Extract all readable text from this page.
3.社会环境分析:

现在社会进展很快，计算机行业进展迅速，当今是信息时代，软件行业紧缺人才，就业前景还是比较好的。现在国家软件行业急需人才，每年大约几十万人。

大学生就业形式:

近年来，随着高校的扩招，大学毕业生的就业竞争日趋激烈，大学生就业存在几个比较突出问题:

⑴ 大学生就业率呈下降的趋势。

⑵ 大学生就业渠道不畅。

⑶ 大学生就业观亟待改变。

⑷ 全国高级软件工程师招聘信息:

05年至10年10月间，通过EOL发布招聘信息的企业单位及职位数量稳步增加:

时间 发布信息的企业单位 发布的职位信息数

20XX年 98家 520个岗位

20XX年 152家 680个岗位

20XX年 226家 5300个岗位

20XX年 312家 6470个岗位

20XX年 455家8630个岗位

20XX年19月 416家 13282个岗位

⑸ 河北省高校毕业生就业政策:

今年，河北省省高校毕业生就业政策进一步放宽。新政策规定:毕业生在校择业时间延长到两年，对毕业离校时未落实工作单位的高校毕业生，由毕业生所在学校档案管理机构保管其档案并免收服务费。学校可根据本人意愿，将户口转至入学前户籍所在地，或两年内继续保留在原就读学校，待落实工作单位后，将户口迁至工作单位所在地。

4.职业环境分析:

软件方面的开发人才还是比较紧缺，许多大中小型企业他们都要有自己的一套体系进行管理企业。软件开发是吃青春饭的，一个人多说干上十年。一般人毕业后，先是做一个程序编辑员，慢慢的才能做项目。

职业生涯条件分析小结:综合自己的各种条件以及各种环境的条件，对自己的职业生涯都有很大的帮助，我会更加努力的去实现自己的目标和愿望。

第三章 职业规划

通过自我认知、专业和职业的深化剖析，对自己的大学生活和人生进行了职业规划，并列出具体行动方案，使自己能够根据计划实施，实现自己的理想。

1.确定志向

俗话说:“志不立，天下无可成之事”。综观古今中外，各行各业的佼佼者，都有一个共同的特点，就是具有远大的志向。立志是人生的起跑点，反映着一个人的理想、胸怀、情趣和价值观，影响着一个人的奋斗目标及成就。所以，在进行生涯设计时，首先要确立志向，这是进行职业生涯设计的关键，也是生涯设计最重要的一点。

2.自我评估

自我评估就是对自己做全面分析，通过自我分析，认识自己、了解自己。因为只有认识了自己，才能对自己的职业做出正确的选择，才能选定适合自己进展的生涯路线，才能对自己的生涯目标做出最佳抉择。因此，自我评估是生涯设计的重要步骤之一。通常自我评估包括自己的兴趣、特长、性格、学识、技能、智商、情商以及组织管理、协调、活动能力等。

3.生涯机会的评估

- - -

SET EXERCISE. Reproduce the material exactly, with every line intact.

FULL OUTPUT.
Extract all readable text from this page.
3.社会环境分析:

现在社会进展很快，计算机行业进展迅速，当今是信息时代，软件行业紧缺人才，就业前景还是比较好的。现在国家软件行业急需人才，每年大约几十万人。

大学生就业形式:

近年来，随着高校的扩招，大学毕业生的就业竞争日趋激烈，大学生就业存在几个比较突出问题:

⑴ 大学生就业率呈下降的趋势。

⑵ 大学生就业渠道不畅。

⑶ 大学生就业观亟待改变。

⑷ 全国高级软件工程师招聘信息:

05年至10年10月间，通过EOL发布招聘信息的企业单位及职位数量稳步增加:

时间 发布信息的企业单位 发布的职位信息数

20XX年 98家 520个岗位

20XX年 152家 680个岗位

20XX年 226家 5300个岗位

20XX年 312家 6470个岗位

20XX年 455家8630个岗位

20XX年19月 416家 13282个岗位

⑸ 河北省高校毕业生就业政策:

今年，河北省省高校毕业生就业政策进一步放宽。新政策规定:毕业生在校择业时间延长到两年，对毕业离校时未落实工作单位的高校毕业生，由毕业生所在学校档案管理机构保管其档案并免收服务费。学校可根据本人意愿，将户口转至入学前户籍所在地，或两年内继续保留在原就读学校，待落实工作单位后，将户口迁至工作单位所在地。

4.职业环境分析:

软件方面的开发人才还是比较紧缺，许多大中小型企业他们都要有自己的一套体系进行管理企业。软件开发是吃青春饭的，一个人多说干上十年。一般人毕业后，先是做一个程序编辑员，慢慢的才能做项目。

职业生涯条件分析小结:综合自己的各种条件以及各种环境的条件，对自己的职业生涯都有很大的帮助，我会更加努力的去实现自己的目标和愿望。

第三章 职业规划

通过自我认知、专业和职业的深化剖析，对自己的大学生活和人生进行了职业规划，并列出具体行动方案，使自己能够根据计划实施，实现自己的理想。

1.确定志向

俗话说:“志不立，天下无可成之事”。综观古今中外，各行各业的佼佼者，都有一个共同的特点，就是具有远大的志向。立志是人生的起跑点，反映着一个人的理想、胸怀、情趣和价值观，影响着一个人的奋斗目标及成就。所以，在进行生涯设计时，首先要确立志向，这是进行职业生涯设计的关键，也是生涯设计最重要的一点。

2.自我评估

自我评估就是对自己做全面分析，通过自我分析，认识自己、了解自己。因为只有认识了自己，才能对自己的职业做出正确的选择，才能选定适合自己进展的生涯路线，才能对自己的生涯目标做出最佳抉择。因此，自我评估是生涯设计的重要步骤之一。通常自我评估包括自己的兴趣、特长、性格、学识、技能、智商、情商以及组织管理、协调、活动能力等。

3.生涯机会的评估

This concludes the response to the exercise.